The task:
Write out every entry word for word.

——

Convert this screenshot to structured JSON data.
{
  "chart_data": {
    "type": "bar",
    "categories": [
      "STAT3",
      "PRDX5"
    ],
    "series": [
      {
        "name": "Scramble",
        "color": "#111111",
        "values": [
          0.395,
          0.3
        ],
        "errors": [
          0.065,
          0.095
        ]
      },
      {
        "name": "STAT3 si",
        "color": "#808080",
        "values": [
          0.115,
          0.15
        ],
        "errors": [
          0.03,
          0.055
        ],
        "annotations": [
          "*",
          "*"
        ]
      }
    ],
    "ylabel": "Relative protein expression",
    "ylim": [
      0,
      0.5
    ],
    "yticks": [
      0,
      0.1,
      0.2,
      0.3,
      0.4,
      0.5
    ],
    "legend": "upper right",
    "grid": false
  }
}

——

Answer area:
Convert this screenshot to structured JSON data.
{
  "chart_data": {
    "type": "bar",
    "categories": [
      "STAT3",
      "PRDX5"
    ],
    "series": [
      {
        "name": "Scramble",
        "color": "#111111",
        "values": [
          0.395,
          0.3
        ],
        "errors": [
          0.065,
          0.095
        ]
      },
      {
        "name": "STAT3 si",
        "color": "#808080",
        "values": [
          0.115,
          0.15
        ],
        "errors": [
          0.03,
          0.055
        ],
        "annotations": [
          "*",
          "*"
        ]
      }
    ],
    "ylabel": "Relative protein expression",
    "ylim": [
      0,
      0.5
    ],
    "yticks": [
      0,
      0.1,
      0.2,
      0.3,
      0.4,
      0.5
    ],
    "legend": "upper right",
    "grid": false
  }
}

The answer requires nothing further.